▸ Task to carry out: Reproduce the records below in their entirety, character for character.

▸ Supplied records:
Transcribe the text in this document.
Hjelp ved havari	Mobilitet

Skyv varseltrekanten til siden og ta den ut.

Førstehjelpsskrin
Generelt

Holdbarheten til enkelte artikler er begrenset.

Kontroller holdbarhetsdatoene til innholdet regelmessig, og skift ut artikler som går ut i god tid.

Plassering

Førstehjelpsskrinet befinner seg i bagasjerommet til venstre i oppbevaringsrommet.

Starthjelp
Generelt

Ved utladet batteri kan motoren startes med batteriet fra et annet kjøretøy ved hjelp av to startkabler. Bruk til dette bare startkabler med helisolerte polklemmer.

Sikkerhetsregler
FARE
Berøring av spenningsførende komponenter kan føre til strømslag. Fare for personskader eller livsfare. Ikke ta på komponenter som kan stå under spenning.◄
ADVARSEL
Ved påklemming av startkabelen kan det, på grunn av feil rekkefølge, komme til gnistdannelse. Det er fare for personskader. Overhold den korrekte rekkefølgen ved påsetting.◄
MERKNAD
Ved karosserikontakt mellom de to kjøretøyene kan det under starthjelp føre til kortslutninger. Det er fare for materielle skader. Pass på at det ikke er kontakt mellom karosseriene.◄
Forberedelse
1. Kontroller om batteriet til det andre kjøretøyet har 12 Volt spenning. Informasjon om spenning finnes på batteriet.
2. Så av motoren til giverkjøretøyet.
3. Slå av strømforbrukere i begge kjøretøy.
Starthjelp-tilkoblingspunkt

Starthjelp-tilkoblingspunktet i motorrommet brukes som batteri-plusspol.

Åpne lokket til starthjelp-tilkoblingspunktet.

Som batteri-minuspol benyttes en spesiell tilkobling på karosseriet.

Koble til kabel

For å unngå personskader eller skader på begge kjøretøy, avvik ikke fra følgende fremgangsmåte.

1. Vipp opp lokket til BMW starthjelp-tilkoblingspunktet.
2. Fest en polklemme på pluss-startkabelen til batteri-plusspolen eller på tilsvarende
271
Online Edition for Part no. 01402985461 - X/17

▸ Exercise output:
Transcribe the text in this document.
Hjelp ved havari	Mobilitet

Skyv varseltrekanten til siden og ta den ut.

Førstehjelpsskrin
Generelt

Holdbarheten til enkelte artikler er begrenset.

Kontroller holdbarhetsdatoene til innholdet regelmessig, og skift ut artikler som går ut i god tid.

Plassering

Førstehjelpsskrinet befinner seg i bagasjerommet til venstre i oppbevaringsrommet.

Starthjelp
Generelt

Ved utladet batteri kan motoren startes med batteriet fra et annet kjøretøy ved hjelp av to startkabler. Bruk til dette bare startkabler med helisolerte polklemmer.

Sikkerhetsregler
FARE
Berøring av spenningsførende komponenter kan føre til strømslag. Fare for personskader eller livsfare. Ikke ta på komponenter som kan stå under spenning.◄
ADVARSEL
Ved påklemming av startkabelen kan det, på grunn av feil rekkefølge, komme til gnistdannelse. Det er fare for personskader. Overhold den korrekte rekkefølgen ved påsetting.◄
MERKNAD
Ved karosserikontakt mellom de to kjøretøyene kan det under starthjelp føre til kortslutninger. Det er fare for materielle skader. Pass på at det ikke er kontakt mellom karosseriene.◄
Forberedelse
1. Kontroller om batteriet til det andre kjøretøyet har 12 Volt spenning. Informasjon om spenning finnes på batteriet.
2. Så av motoren til giverkjøretøyet.
3. Slå av strømforbrukere i begge kjøretøy.
Starthjelp-tilkoblingspunkt

Starthjelp-tilkoblingspunktet i motorrommet brukes som batteri-plusspol.

Åpne lokket til starthjelp-tilkoblingspunktet.

Som batteri-minuspol benyttes en spesiell tilkobling på karosseriet.

Koble til kabel

For å unngå personskader eller skader på begge kjøretøy, avvik ikke fra følgende fremgangsmåte.

1. Vipp opp lokket til BMW starthjelp-tilkoblingspunktet.
2. Fest en polklemme på pluss-startkabelen til batteri-plusspolen eller på tilsvarende
271
Online Edition for Part no. 01402985461 - X/17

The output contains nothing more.